[start Provided records]
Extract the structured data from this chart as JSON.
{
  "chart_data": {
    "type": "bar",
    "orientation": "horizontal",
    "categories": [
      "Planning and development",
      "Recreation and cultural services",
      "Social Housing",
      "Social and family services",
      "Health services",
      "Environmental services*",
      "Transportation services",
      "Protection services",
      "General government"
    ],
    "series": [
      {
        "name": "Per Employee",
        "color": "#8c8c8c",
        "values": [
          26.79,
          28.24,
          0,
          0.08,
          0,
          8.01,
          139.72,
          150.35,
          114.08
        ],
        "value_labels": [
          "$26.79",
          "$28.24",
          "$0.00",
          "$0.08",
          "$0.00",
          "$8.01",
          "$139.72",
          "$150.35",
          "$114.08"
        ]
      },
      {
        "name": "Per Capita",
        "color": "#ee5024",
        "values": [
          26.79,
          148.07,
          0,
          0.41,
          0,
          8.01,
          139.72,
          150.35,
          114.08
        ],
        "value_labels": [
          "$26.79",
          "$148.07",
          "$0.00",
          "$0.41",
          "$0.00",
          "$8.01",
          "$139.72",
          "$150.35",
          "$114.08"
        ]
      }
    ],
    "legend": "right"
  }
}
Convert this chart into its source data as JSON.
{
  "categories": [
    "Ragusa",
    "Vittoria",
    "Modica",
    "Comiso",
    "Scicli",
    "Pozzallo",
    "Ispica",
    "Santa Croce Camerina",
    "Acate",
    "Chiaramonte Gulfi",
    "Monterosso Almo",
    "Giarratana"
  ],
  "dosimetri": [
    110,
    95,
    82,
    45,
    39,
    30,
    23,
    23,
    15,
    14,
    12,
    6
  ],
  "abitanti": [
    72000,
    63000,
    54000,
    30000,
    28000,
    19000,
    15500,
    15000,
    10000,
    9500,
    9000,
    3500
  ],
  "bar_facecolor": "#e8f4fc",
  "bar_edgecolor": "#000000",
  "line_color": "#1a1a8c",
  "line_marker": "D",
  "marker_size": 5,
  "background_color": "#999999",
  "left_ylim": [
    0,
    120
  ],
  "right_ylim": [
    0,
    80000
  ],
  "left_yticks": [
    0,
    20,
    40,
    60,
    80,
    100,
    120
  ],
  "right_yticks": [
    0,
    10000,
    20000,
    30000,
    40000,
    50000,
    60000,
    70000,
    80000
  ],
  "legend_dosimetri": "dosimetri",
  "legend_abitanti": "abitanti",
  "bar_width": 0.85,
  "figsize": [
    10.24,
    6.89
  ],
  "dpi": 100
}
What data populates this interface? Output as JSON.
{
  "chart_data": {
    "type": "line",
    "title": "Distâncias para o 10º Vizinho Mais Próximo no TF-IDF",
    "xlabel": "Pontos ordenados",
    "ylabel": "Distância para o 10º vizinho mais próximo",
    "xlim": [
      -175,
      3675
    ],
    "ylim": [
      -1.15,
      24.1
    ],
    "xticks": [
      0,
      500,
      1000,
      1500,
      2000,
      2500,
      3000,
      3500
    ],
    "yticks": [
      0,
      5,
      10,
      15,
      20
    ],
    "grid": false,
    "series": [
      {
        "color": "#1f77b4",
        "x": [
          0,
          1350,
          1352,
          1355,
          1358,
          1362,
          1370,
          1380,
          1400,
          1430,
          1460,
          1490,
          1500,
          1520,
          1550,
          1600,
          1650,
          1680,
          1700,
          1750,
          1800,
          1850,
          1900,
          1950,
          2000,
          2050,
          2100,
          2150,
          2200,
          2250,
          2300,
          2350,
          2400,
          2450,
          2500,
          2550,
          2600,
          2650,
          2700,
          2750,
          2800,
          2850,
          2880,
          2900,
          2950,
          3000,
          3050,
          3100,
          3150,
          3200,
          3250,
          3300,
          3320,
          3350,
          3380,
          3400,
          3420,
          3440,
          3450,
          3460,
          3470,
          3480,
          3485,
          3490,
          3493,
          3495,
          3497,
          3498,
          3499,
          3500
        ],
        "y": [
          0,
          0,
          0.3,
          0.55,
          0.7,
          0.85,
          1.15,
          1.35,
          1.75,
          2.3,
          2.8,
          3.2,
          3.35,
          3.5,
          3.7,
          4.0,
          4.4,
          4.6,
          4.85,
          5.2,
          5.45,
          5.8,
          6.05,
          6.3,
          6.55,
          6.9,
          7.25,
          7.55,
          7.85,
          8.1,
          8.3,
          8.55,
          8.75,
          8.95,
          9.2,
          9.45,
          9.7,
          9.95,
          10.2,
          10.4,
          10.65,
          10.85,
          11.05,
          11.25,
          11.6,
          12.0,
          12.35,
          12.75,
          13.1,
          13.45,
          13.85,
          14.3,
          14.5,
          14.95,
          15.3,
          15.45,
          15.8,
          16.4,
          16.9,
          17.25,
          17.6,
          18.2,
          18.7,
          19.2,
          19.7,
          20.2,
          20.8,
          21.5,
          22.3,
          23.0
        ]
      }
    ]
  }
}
[end Provided records]
Instruction: Every record should be given again exactly.

Written reply:
Extract the structured data from this chart as JSON.
{
  "chart_data": {
    "type": "bar",
    "orientation": "horizontal",
    "categories": [
      "Planning and development",
      "Recreation and cultural services",
      "Social Housing",
      "Social and family services",
      "Health services",
      "Environmental services*",
      "Transportation services",
      "Protection services",
      "General government"
    ],
    "series": [
      {
        "name": "Per Employee",
        "color": "#8c8c8c",
        "values": [
          26.79,
          28.24,
          0,
          0.08,
          0,
          8.01,
          139.72,
          150.35,
          114.08
        ],
        "value_labels": [
          "$26.79",
          "$28.24",
          "$0.00",
          "$0.08",
          "$0.00",
          "$8.01",
          "$139.72",
          "$150.35",
          "$114.08"
        ]
      },
      {
        "name": "Per Capita",
        "color": "#ee5024",
        "values": [
          26.79,
          148.07,
          0,
          0.41,
          0,
          8.01,
          139.72,
          150.35,
          114.08
        ],
        "value_labels": [
          "$26.79",
          "$148.07",
          "$0.00",
          "$0.41",
          "$0.00",
          "$8.01",
          "$139.72",
          "$150.35",
          "$114.08"
        ]
      }
    ],
    "legend": "right"
  }
}
Convert this chart into its source data as JSON.
{
  "categories": [
    "Ragusa",
    "Vittoria",
    "Modica",
    "Comiso",
    "Scicli",
    "Pozzallo",
    "Ispica",
    "Santa Croce Camerina",
    "Acate",
    "Chiaramonte Gulfi",
    "Monterosso Almo",
    "Giarratana"
  ],
  "dosimetri": [
    110,
    95,
    82,
    45,
    39,
    30,
    23,
    23,
    15,
    14,
    12,
    6
  ],
  "abitanti": [
    72000,
    63000,
    54000,
    30000,
    28000,
    19000,
    15500,
    15000,
    10000,
    9500,
    9000,
    3500
  ],
  "bar_facecolor": "#e8f4fc",
  "bar_edgecolor": "#000000",
  "line_color": "#1a1a8c",
  "line_marker": "D",
  "marker_size": 5,
  "background_color": "#999999",
  "left_ylim": [
    0,
    120
  ],
  "right_ylim": [
    0,
    80000
  ],
  "left_yticks": [
    0,
    20,
    40,
    60,
    80,
    100,
    120
  ],
  "right_yticks": [
    0,
    10000,
    20000,
    30000,
    40000,
    50000,
    60000,
    70000,
    80000
  ],
  "legend_dosimetri": "dosimetri",
  "legend_abitanti": "abitanti",
  "bar_width": 0.85,
  "figsize": [
    10.24,
    6.89
  ],
  "dpi": 100
}
What data populates this interface? Output as JSON.
{
  "chart_data": {
    "type": "line",
    "title": "Distâncias para o 10º Vizinho Mais Próximo no TF-IDF",
    "xlabel": "Pontos ordenados",
    "ylabel": "Distância para o 10º vizinho mais próximo",
    "xlim": [
      -175,
      3675
    ],
    "ylim": [
      -1.15,
      24.1
    ],
    "xticks": [
      0,
      500,
      1000,
      1500,
      2000,
      2500,
      3000,
      3500
    ],
    "yticks": [
      0,
      5,
      10,
      15,
      20
    ],
    "grid": false,
    "series": [
      {
        "color": "#1f77b4",
        "x": [
          0,
          1350,
          1352,
          1355,
          1358,
          1362,
          1370,
          1380,
          1400,
          1430,
          1460,
          1490,
          1500,
          1520,
          1550,
          1600,
          1650,
          1680,
          1700,
          1750,
          1800,
          1850,
          1900,
          1950,
          2000,
          2050,
          2100,
          2150,
          2200,
          2250,
          2300,
          2350,
          2400,
          2450,
          2500,
          2550,
          2600,
          2650,
          2700,
          2750,
          2800,
          2850,
          2880,
          2900,
          2950,
          3000,
          3050,
          3100,
          3150,
          3200,
          3250,
          3300,
          3320,
          3350,
          3380,
          3400,
          3420,
          3440,
          3450,
          3460,
          3470,
          3480,
          3485,
          3490,
          3493,
          3495,
          3497,
          3498,
          3499,
          3500
        ],
        "y": [
          0,
          0,
          0.3,
          0.55,
          0.7,
          0.85,
          1.15,
          1.35,
          1.75,
          2.3,
          2.8,
          3.2,
          3.35,
          3.5,
          3.7,
          4.0,
          4.4,
          4.6,
          4.85,
          5.2,
          5.45,
          5.8,
          6.05,
          6.3,
          6.55,
          6.9,
          7.25,
          7.55,
          7.85,
          8.1,
          8.3,
          8.55,
          8.75,
          8.95,
          9.2,
          9.45,
          9.7,
          9.95,
          10.2,
          10.4,
          10.65,
          10.85,
          11.05,
          11.25,
          11.6,
          12.0,
          12.35,
          12.75,
          13.1,
          13.45,
          13.85,
          14.3,
          14.5,
          14.95,
          15.3,
          15.45,
          15.8,
          16.4,
          16.9,
          17.25,
          17.6,
          18.2,
          18.7,
          19.2,
          19.7,
          20.2,
          20.8,
          21.5,
          22.3,
          23.0
        ]
      }
    ]
  }
}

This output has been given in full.